• [What is being asked] Search the material below for the word "решения" and copy every line in which it occurs.

• [Entries provided]
— BEGIN —

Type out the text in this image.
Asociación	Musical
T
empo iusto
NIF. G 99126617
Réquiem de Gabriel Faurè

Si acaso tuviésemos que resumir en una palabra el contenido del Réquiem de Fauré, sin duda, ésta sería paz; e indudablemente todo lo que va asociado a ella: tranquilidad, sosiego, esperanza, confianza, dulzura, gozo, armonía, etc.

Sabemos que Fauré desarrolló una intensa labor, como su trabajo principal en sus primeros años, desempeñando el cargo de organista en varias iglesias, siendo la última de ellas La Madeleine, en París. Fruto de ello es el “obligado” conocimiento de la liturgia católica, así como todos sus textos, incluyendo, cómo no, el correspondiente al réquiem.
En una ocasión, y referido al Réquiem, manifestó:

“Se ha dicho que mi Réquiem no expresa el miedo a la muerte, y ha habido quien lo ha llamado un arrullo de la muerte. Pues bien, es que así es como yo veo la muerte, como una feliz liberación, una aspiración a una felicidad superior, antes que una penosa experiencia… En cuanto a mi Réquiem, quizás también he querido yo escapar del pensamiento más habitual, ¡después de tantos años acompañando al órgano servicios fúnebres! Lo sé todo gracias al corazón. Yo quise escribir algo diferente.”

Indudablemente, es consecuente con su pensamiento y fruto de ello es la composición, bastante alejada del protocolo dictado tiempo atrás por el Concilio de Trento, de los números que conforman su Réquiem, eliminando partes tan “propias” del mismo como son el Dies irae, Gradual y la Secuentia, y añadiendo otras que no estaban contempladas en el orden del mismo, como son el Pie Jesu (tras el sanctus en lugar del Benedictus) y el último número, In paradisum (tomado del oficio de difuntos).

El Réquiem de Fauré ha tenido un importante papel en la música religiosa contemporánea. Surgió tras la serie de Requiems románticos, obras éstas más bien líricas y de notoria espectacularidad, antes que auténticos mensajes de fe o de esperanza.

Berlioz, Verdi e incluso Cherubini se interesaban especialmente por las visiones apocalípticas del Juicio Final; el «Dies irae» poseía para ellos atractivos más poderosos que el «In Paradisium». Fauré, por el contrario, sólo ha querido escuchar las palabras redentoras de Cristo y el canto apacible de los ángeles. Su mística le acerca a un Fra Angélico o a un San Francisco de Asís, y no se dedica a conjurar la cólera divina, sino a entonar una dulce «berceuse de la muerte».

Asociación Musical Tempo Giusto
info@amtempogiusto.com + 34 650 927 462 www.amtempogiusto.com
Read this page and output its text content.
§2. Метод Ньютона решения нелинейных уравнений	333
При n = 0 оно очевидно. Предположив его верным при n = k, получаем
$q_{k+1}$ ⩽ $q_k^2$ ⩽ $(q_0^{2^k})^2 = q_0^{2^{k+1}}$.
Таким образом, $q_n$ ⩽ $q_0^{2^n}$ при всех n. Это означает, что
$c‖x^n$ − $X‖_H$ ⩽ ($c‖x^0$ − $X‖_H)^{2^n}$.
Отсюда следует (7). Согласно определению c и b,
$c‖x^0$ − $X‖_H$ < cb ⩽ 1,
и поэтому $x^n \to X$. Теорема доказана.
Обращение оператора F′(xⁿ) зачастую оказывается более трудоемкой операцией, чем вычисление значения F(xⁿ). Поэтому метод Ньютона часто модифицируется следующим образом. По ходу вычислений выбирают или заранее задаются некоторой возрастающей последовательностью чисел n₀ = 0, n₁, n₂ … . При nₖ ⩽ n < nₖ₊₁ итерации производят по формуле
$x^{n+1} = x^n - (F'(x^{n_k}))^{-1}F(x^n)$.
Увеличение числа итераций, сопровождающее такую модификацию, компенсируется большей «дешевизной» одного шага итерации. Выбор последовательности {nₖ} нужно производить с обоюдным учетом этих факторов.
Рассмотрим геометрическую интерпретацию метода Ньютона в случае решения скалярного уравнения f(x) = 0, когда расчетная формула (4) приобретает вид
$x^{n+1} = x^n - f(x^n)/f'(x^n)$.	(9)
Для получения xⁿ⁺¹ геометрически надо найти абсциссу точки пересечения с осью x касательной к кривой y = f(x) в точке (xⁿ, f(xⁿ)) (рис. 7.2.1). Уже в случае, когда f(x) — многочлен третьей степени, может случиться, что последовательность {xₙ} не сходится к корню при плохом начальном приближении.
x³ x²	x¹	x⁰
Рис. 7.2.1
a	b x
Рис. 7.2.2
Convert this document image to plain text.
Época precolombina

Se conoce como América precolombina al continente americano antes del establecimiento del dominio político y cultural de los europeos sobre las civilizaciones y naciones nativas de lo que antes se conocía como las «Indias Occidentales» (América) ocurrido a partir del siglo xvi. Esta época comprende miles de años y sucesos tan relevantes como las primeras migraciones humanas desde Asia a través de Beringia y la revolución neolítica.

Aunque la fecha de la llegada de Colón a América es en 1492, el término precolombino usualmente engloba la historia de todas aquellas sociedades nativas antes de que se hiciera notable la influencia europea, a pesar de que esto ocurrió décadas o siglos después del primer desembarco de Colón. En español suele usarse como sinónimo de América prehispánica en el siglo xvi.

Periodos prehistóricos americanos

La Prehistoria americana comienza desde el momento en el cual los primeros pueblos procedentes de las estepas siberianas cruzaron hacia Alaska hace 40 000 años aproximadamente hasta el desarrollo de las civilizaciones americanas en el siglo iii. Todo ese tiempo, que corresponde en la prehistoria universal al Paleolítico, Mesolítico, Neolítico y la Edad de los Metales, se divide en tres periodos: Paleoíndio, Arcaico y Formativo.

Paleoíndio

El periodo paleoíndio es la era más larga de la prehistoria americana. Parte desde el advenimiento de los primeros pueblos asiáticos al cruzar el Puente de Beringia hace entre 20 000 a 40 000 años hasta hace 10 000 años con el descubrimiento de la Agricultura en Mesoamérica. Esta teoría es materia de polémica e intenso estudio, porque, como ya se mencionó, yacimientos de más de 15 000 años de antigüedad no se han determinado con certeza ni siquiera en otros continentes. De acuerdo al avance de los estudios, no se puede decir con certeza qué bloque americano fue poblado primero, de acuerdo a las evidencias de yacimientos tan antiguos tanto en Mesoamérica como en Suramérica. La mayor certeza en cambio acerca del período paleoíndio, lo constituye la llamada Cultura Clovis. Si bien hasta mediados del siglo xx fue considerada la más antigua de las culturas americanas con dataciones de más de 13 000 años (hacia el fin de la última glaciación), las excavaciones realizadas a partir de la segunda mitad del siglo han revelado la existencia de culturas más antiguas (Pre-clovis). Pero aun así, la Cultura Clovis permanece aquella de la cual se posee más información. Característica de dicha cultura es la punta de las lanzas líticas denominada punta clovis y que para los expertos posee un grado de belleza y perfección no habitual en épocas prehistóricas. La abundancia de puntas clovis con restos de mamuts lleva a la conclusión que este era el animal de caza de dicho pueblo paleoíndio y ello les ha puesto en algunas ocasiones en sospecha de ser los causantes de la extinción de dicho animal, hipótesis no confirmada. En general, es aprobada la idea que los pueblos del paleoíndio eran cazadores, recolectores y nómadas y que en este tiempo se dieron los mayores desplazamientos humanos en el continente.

— END —

• [Written reply]
§2. Метод Ньютона решения нелинейных уравнений	333
Рассмотрим геометрическую интерпретацию метода Ньютона в случае решения скалярного уравнения f(x) = 0, когда расчетная формула (4) приобретает вид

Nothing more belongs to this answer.